Data records:
>> Begin

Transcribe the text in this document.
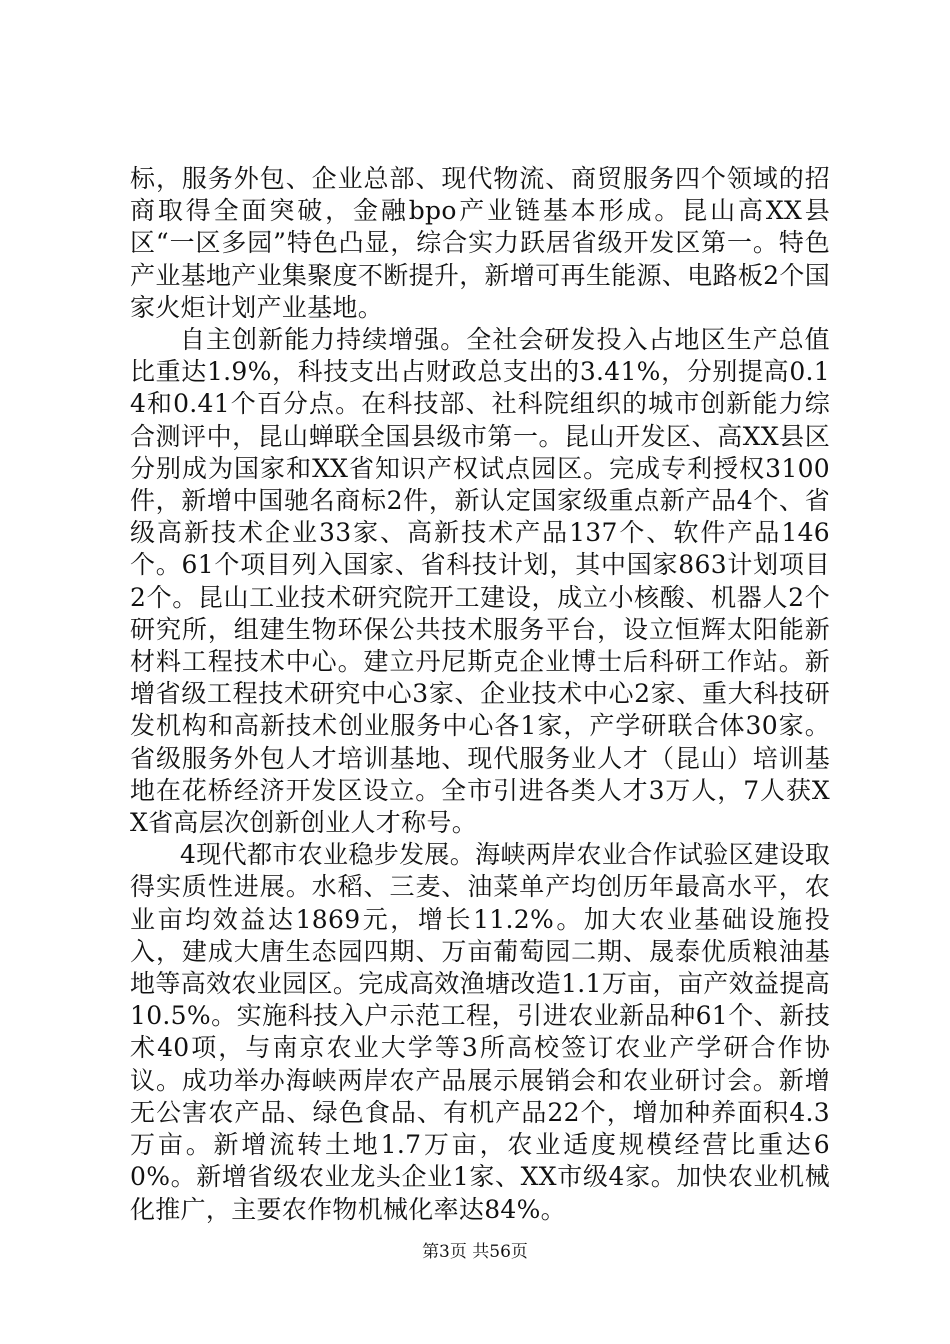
标，服务外包、企业总部、现代物流、商贸服务四个领域的招商取得全面突破，金融bpo产业链基本形成。昆山高XX县区“一区多园”特色凸显，综合实力跃居省级开发区第一。特色产业基地产业集聚度不断提升，新增可再生能源、电路板2个国家火炬计划产业基地。

自主创新能力持续增强。全社会研发投入占地区生产总值比重达1.9%，科技支出占财政总支出的3.41%，分别提高0.14和0.41个百分点。在科技部、社科院组织的城市创新能力综合测评中，昆山蝉联全国县级市第一。昆山开发区、高XX县区分别成为国家和XX省知识产权试点园区。完成专利授权3100件，新增中国驰名商标2件，新认定国家级重点新产品4个、省级高新技术企业33家、高新技术产品137个、软件产品146个。61个项目列入国家、省科技计划，其中国家863计划项目2个。昆山工业技术研究院开工建设，成立小核酸、机器人2个研究所，组建生物环保公共技术服务平台，设立恒辉太阳能新材料工程技术中心。建立丹尼斯克企业博士后科研工作站。新增省级工程技术研究中心3家、企业技术中心2家、重大科技研发机构和高新技术创业服务中心各1家，产学研联合体30家。省级服务外包人才培训基地、现代服务业人才（昆山）培训基地在花桥经济开发区设立。全市引进各类人才3万人，7人获XX省高层次创新创业人才称号。

4现代都市农业稳步发展。海峡两岸农业合作试验区建设取得实质性进展。水稻、三麦、油菜单产均创历年最高水平，农业亩均效益达1869元，增长11.2%。加大农业基础设施投入，建成大唐生态园四期、万亩葡萄园二期、晟泰优质粮油基地等高效农业园区。完成高效渔塘改造1.1万亩，亩产效益提高10.5%。实施科技入户示范工程，引进农业新品种61个、新技术40项，与南京农业大学等3所高校签订农业产学研合作协议。成功举办海峡两岸农产品展示展销会和农业研讨会。新增无公害农产品、绿色食品、有机产品22个，增加种养面积4.3万亩。新增流转土地1.7万亩，农业适度规模经营比重达60%。新增省级农业龙头企业1家、XX市级4家。加快农业机械化推广，主要农作物机械化率达84%。

第3页 共56页
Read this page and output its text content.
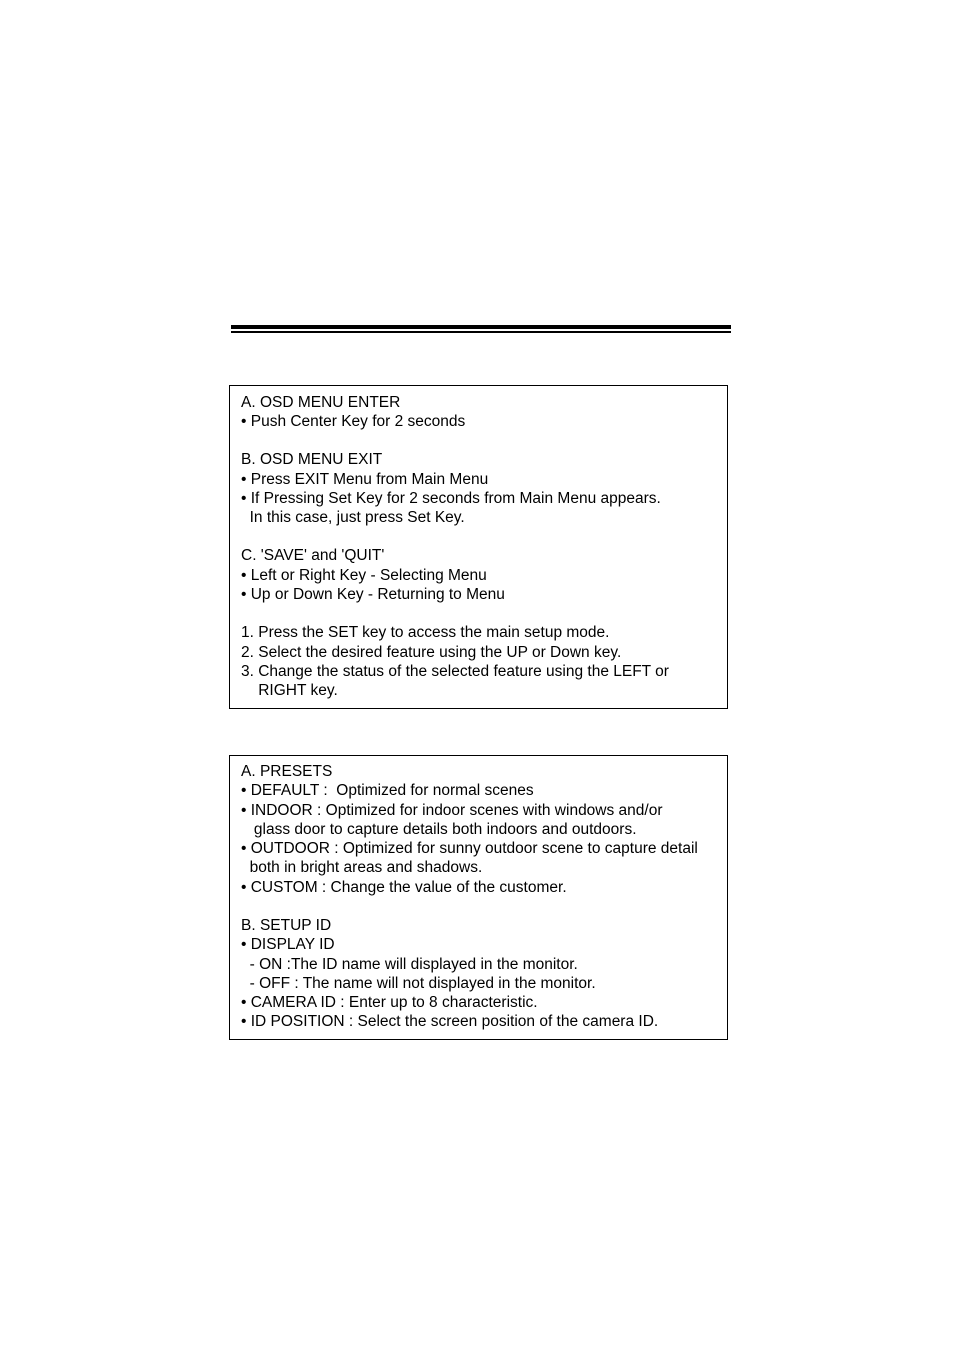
A. OSD MENU ENTER
• Push Center Key for 2 seconds
B. OSD MENU EXIT
• Press EXIT Menu from Main Menu
• If Pressing Set Key for 2 seconds from Main Menu appears.
In this case, just press Set Key.
C. 'SAVE' and 'QUIT'
• Left or Right Key - Selecting Menu
• Up or Down Key - Returning to Menu
1. Press the SET key to access the main setup mode.
2. Select the desired feature using the UP or Down key.
3. Change the status of the selected feature using the LEFT or
RIGHT key.
A. PRESETS
• DEFAULT :  Optimized for normal scenes
• INDOOR : Optimized for indoor scenes with windows and/or
glass door to capture details both indoors and outdoors.
• OUTDOOR : Optimized for sunny outdoor scene to capture detail
both in bright areas and shadows.
• CUSTOM : Change the value of the customer.
B. SETUP ID
• DISPLAY ID
- ON :The ID name will displayed in the monitor.
- OFF : The name will not displayed in the monitor.
• CAMERA ID : Enter up to 8 characteristic.
• ID POSITION : Select the screen position of the camera ID.
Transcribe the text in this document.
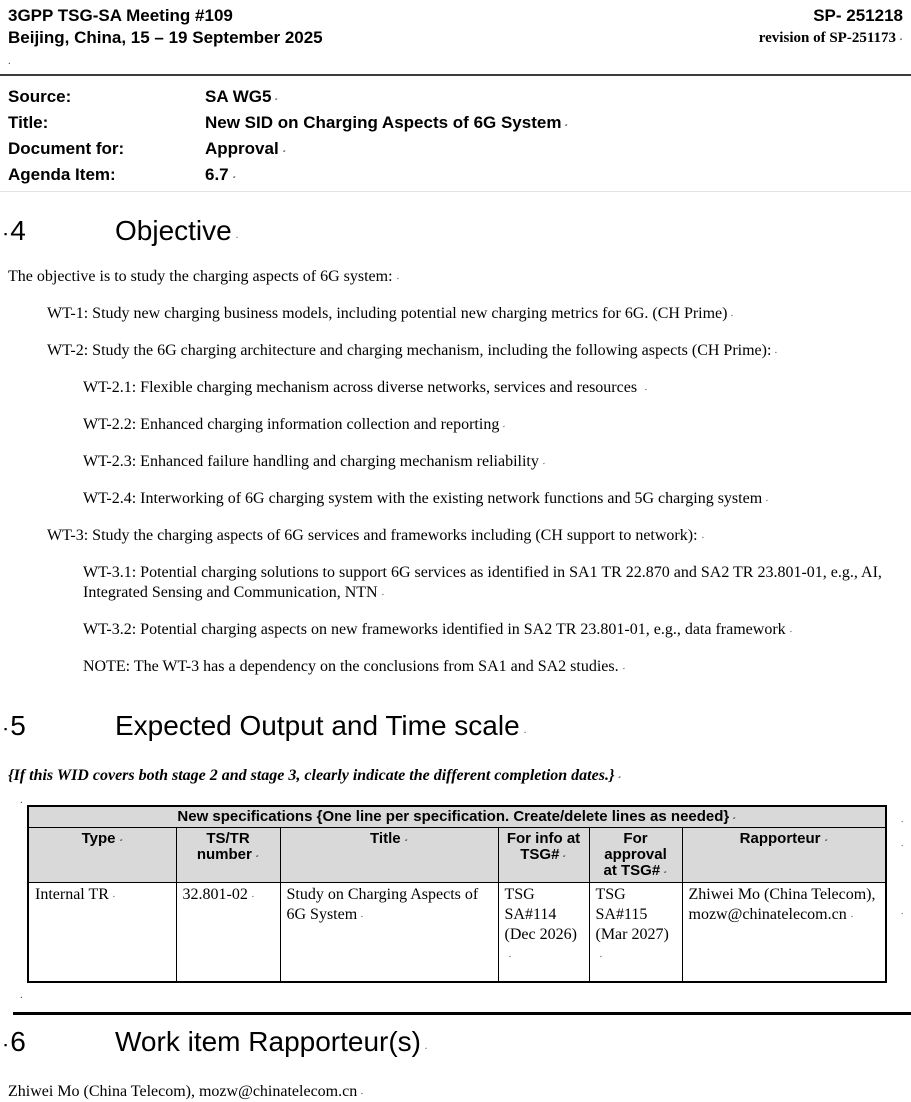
3GPP TSG-SA Meeting #109
Beijing, China, 15 – 19 September 2025
SP- 251218
revision of SP-251173 .
.
Source:	SA WG5 .
Title:	New SID on Charging Aspects of 6G System .
Document for:	Approval .
Agenda Item:	6.7 .
▪ 4	Objective .

The objective is to study the charging aspects of 6G system: .

WT-1: Study new charging business models, including potential new charging metrics for 6G. (CH Prime) .

WT-2: Study the 6G charging architecture and charging mechanism, including the following aspects (CH Prime): .

WT-2.1: Flexible charging mechanism across diverse networks, services and resources .

WT-2.2: Enhanced charging information collection and reporting .

WT-2.3: Enhanced failure handling and charging mechanism reliability .

WT-2.4: Interworking of 6G charging system with the existing network functions and 5G charging system .

WT-3: Study the charging aspects of 6G services and frameworks including (CH support to network): .

WT-3.1: Potential charging solutions to support 6G services as identified in SA1 TR 22.870 and SA2 TR 23.801-01, e.g., AI, Integrated Sensing and Communication, NTN .

WT-3.2: Potential charging aspects on new frameworks identified in SA2 TR 23.801-01, e.g., data framework .

NOTE: The WT-3 has a dependency on the conclusions from SA1 and SA2 studies. .

▪ 5	Expected Output and Time scale .

{If this WID covers both stage 2 and stage 3, clearly indicate the different completion dates.} .

.
New specifications {One line per specification. Create/delete lines as needed} .					
Type .	TS/TR number .	Title .	For info at TSG# .	For approval at TSG# .	Rapporteur .
Internal TR .	32.801-02 .	Study on Charging Aspects of 6G System .	TSG SA#114 (Dec 2026).	TSG SA#115 (Mar 2027).	Zhiwei Mo (China Telecom), mozw@chinatelecom.cn .
.
.
.
.
▪ 6	Work item Rapporteur(s) .

Zhiwei Mo (China Telecom), mozw@chinatelecom.cn .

>> End

- _WHAT IS BEING ASKED_: Leave out the pictures and copy everything else in the records word for word.

- _OUTPUT FOR THIS TASK_:
Transcribe the text in this document.
标，服务外包、企业总部、现代物流、商贸服务四个领域的招商取得全面突破，金融bpo产业链基本形成。昆山高XX县区“一区多园”特色凸显，综合实力跃居省级开发区第一。特色产业基地产业集聚度不断提升，新增可再生能源、电路板2个国家火炬计划产业基地。

自主创新能力持续增强。全社会研发投入占地区生产总值比重达1.9%，科技支出占财政总支出的3.41%，分别提高0.14和0.41个百分点。在科技部、社科院组织的城市创新能力综合测评中，昆山蝉联全国县级市第一。昆山开发区、高XX县区分别成为国家和XX省知识产权试点园区。完成专利授权3100件，新增中国驰名商标2件，新认定国家级重点新产品4个、省级高新技术企业33家、高新技术产品137个、软件产品146个。61个项目列入国家、省科技计划，其中国家863计划项目2个。昆山工业技术研究院开工建设，成立小核酸、机器人2个研究所，组建生物环保公共技术服务平台，设立恒辉太阳能新材料工程技术中心。建立丹尼斯克企业博士后科研工作站。新增省级工程技术研究中心3家、企业技术中心2家、重大科技研发机构和高新技术创业服务中心各1家，产学研联合体30家。省级服务外包人才培训基地、现代服务业人才（昆山）培训基地在花桥经济开发区设立。全市引进各类人才3万人，7人获XX省高层次创新创业人才称号。

4现代都市农业稳步发展。海峡两岸农业合作试验区建设取得实质性进展。水稻、三麦、油菜单产均创历年最高水平，农业亩均效益达1869元，增长11.2%。加大农业基础设施投入，建成大唐生态园四期、万亩葡萄园二期、晟泰优质粮油基地等高效农业园区。完成高效渔塘改造1.1万亩，亩产效益提高10.5%。实施科技入户示范工程，引进农业新品种61个、新技术40项，与南京农业大学等3所高校签订农业产学研合作协议。成功举办海峡两岸农产品展示展销会和农业研讨会。新增无公害农产品、绿色食品、有机产品22个，增加种养面积4.3万亩。新增流转土地1.7万亩，农业适度规模经营比重达60%。新增省级农业龙头企业1家、XX市级4家。加快农业机械化推广，主要农作物机械化率达84%。

第3页 共56页
Read this page and output its text content.
A. OSD MENU ENTER
• Push Center Key for 2 seconds
B. OSD MENU EXIT
• Press EXIT Menu from Main Menu
• If Pressing Set Key for 2 seconds from Main Menu appears.
In this case, just press Set Key.
C. 'SAVE' and 'QUIT'
• Left or Right Key - Selecting Menu
• Up or Down Key - Returning to Menu
1. Press the SET key to access the main setup mode.
2. Select the desired feature using the UP or Down key.
3. Change the status of the selected feature using the LEFT or
RIGHT key.
A. PRESETS
• DEFAULT :  Optimized for normal scenes
• INDOOR : Optimized for indoor scenes with windows and/or
glass door to capture details both indoors and outdoors.
• OUTDOOR : Optimized for sunny outdoor scene to capture detail
both in bright areas and shadows.
• CUSTOM : Change the value of the customer.
B. SETUP ID
• DISPLAY ID
- ON :The ID name will displayed in the monitor.
- OFF : The name will not displayed in the monitor.
• CAMERA ID : Enter up to 8 characteristic.
• ID POSITION : Select the screen position of the camera ID.
Transcribe the text in this document.
3GPP TSG-SA Meeting #109
Beijing, China, 15 – 19 September 2025
SP- 251218
revision of SP-251173 .
.
Source:	SA WG5 .
Title:	New SID on Charging Aspects of 6G System .
Document for:	Approval .
Agenda Item:	6.7 .
▪ 4	Objective .

The objective is to study the charging aspects of 6G system: .

WT-1: Study new charging business models, including potential new charging metrics for 6G. (CH Prime) .

WT-2: Study the 6G charging architecture and charging mechanism, including the following aspects (CH Prime): .

WT-2.1: Flexible charging mechanism across diverse networks, services and resources .

WT-2.2: Enhanced charging information collection and reporting .

WT-2.3: Enhanced failure handling and charging mechanism reliability .

WT-2.4: Interworking of 6G charging system with the existing network functions and 5G charging system .

WT-3: Study the charging aspects of 6G services and frameworks including (CH support to network): .

WT-3.1: Potential charging solutions to support 6G services as identified in SA1 TR 22.870 and SA2 TR 23.801-01, e.g., AI, Integrated Sensing and Communication, NTN .

WT-3.2: Potential charging aspects on new frameworks identified in SA2 TR 23.801-01, e.g., data framework .

NOTE: The WT-3 has a dependency on the conclusions from SA1 and SA2 studies. .

▪ 5	Expected Output and Time scale .

{If this WID covers both stage 2 and stage 3, clearly indicate the different completion dates.} .

.
New specifications {One line per specification. Create/delete lines as needed} .					
Type .	TS/TR number .	Title .	For info at TSG# .	For approval at TSG# .	Rapporteur .
Internal TR .	32.801-02 .	Study on Charging Aspects of 6G System .	TSG SA#114 (Dec 2026).	TSG SA#115 (Mar 2027).	Zhiwei Mo (China Telecom), mozw@chinatelecom.cn .
.
.
.
.
▪ 6	Work item Rapporteur(s) .

Zhiwei Mo (China Telecom), mozw@chinatelecom.cn .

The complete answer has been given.